[Stored data entries]
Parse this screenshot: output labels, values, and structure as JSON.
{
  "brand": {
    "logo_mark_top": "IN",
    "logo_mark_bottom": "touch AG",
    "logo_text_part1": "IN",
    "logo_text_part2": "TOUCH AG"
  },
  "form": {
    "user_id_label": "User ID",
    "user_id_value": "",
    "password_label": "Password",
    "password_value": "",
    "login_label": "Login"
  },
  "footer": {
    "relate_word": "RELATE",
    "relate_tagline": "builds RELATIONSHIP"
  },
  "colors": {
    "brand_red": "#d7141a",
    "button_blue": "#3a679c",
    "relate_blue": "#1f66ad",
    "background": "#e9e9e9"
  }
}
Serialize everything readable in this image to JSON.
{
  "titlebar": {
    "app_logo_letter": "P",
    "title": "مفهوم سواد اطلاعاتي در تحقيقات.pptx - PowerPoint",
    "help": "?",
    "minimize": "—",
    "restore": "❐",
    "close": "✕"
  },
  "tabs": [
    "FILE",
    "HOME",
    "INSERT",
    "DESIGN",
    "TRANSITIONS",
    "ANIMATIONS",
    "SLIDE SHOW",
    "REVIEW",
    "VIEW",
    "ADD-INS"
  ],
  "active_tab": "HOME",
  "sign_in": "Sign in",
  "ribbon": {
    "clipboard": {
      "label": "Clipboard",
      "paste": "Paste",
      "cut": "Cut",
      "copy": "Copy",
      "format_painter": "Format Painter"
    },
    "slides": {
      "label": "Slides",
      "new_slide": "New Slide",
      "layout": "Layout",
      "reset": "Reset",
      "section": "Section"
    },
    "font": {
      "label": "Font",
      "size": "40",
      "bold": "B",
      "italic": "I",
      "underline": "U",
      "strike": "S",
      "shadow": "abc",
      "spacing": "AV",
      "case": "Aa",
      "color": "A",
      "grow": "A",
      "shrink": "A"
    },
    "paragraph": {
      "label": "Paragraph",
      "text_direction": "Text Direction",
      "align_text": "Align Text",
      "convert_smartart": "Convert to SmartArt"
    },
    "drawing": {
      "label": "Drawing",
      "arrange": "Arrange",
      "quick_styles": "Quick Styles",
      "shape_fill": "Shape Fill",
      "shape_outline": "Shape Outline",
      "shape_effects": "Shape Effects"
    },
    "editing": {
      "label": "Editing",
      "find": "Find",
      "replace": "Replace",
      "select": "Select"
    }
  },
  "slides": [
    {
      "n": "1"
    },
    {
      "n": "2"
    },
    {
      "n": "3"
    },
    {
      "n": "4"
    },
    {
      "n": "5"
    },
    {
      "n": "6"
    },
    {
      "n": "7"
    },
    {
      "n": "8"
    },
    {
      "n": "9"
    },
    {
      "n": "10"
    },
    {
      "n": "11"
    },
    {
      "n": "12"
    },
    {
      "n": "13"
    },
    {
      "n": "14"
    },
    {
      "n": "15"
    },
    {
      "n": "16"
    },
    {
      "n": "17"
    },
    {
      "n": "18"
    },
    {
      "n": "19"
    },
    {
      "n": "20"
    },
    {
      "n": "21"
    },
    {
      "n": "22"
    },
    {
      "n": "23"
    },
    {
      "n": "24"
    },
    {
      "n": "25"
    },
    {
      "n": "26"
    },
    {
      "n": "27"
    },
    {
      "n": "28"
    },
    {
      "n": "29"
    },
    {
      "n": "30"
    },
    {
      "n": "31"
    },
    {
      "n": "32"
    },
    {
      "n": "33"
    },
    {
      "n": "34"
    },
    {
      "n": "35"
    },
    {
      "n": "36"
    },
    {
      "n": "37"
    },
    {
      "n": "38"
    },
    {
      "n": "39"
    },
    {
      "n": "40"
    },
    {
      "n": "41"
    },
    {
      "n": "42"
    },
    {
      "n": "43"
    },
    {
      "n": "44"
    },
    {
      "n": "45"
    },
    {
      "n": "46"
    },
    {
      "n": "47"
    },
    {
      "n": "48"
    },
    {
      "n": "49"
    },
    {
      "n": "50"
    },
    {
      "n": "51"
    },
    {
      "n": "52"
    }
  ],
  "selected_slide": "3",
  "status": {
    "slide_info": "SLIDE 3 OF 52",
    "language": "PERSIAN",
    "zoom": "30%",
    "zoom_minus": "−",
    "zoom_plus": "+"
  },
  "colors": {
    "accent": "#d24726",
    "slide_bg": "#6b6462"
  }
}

Required work: All of the lines above need to be given again exactly.

Expected answer:
Parse this screenshot: output labels, values, and structure as JSON.
{
  "brand": {
    "logo_mark_top": "IN",
    "logo_mark_bottom": "touch AG",
    "logo_text_part1": "IN",
    "logo_text_part2": "TOUCH AG"
  },
  "form": {
    "user_id_label": "User ID",
    "user_id_value": "",
    "password_label": "Password",
    "password_value": "",
    "login_label": "Login"
  },
  "footer": {
    "relate_word": "RELATE",
    "relate_tagline": "builds RELATIONSHIP"
  },
  "colors": {
    "brand_red": "#d7141a",
    "button_blue": "#3a679c",
    "relate_blue": "#1f66ad",
    "background": "#e9e9e9"
  }
}
Serialize everything readable in this image to JSON.
{
  "titlebar": {
    "app_logo_letter": "P",
    "title": "مفهوم سواد اطلاعاتي در تحقيقات.pptx - PowerPoint",
    "help": "?",
    "minimize": "—",
    "restore": "❐",
    "close": "✕"
  },
  "tabs": [
    "FILE",
    "HOME",
    "INSERT",
    "DESIGN",
    "TRANSITIONS",
    "ANIMATIONS",
    "SLIDE SHOW",
    "REVIEW",
    "VIEW",
    "ADD-INS"
  ],
  "active_tab": "HOME",
  "sign_in": "Sign in",
  "ribbon": {
    "clipboard": {
      "label": "Clipboard",
      "paste": "Paste",
      "cut": "Cut",
      "copy": "Copy",
      "format_painter": "Format Painter"
    },
    "slides": {
      "label": "Slides",
      "new_slide": "New Slide",
      "layout": "Layout",
      "reset": "Reset",
      "section": "Section"
    },
    "font": {
      "label": "Font",
      "size": "40",
      "bold": "B",
      "italic": "I",
      "underline": "U",
      "strike": "S",
      "shadow": "abc",
      "spacing": "AV",
      "case": "Aa",
      "color": "A",
      "grow": "A",
      "shrink": "A"
    },
    "paragraph": {
      "label": "Paragraph",
      "text_direction": "Text Direction",
      "align_text": "Align Text",
      "convert_smartart": "Convert to SmartArt"
    },
    "drawing": {
      "label": "Drawing",
      "arrange": "Arrange",
      "quick_styles": "Quick Styles",
      "shape_fill": "Shape Fill",
      "shape_outline": "Shape Outline",
      "shape_effects": "Shape Effects"
    },
    "editing": {
      "label": "Editing",
      "find": "Find",
      "replace": "Replace",
      "select": "Select"
    }
  },
  "slides": [
    {
      "n": "1"
    },
    {
      "n": "2"
    },
    {
      "n": "3"
    },
    {
      "n": "4"
    },
    {
      "n": "5"
    },
    {
      "n": "6"
    },
    {
      "n": "7"
    },
    {
      "n": "8"
    },
    {
      "n": "9"
    },
    {
      "n": "10"
    },
    {
      "n": "11"
    },
    {
      "n": "12"
    },
    {
      "n": "13"
    },
    {
      "n": "14"
    },
    {
      "n": "15"
    },
    {
      "n": "16"
    },
    {
      "n": "17"
    },
    {
      "n": "18"
    },
    {
      "n": "19"
    },
    {
      "n": "20"
    },
    {
      "n": "21"
    },
    {
      "n": "22"
    },
    {
      "n": "23"
    },
    {
      "n": "24"
    },
    {
      "n": "25"
    },
    {
      "n": "26"
    },
    {
      "n": "27"
    },
    {
      "n": "28"
    },
    {
      "n": "29"
    },
    {
      "n": "30"
    },
    {
      "n": "31"
    },
    {
      "n": "32"
    },
    {
      "n": "33"
    },
    {
      "n": "34"
    },
    {
      "n": "35"
    },
    {
      "n": "36"
    },
    {
      "n": "37"
    },
    {
      "n": "38"
    },
    {
      "n": "39"
    },
    {
      "n": "40"
    },
    {
      "n": "41"
    },
    {
      "n": "42"
    },
    {
      "n": "43"
    },
    {
      "n": "44"
    },
    {
      "n": "45"
    },
    {
      "n": "46"
    },
    {
      "n": "47"
    },
    {
      "n": "48"
    },
    {
      "n": "49"
    },
    {
      "n": "50"
    },
    {
      "n": "51"
    },
    {
      "n": "52"
    }
  ],
  "selected_slide": "3",
  "status": {
    "slide_info": "SLIDE 3 OF 52",
    "language": "PERSIAN",
    "zoom": "30%",
    "zoom_minus": "−",
    "zoom_plus": "+"
  },
  "colors": {
    "accent": "#d24726",
    "slide_bg": "#6b6462"
  }
}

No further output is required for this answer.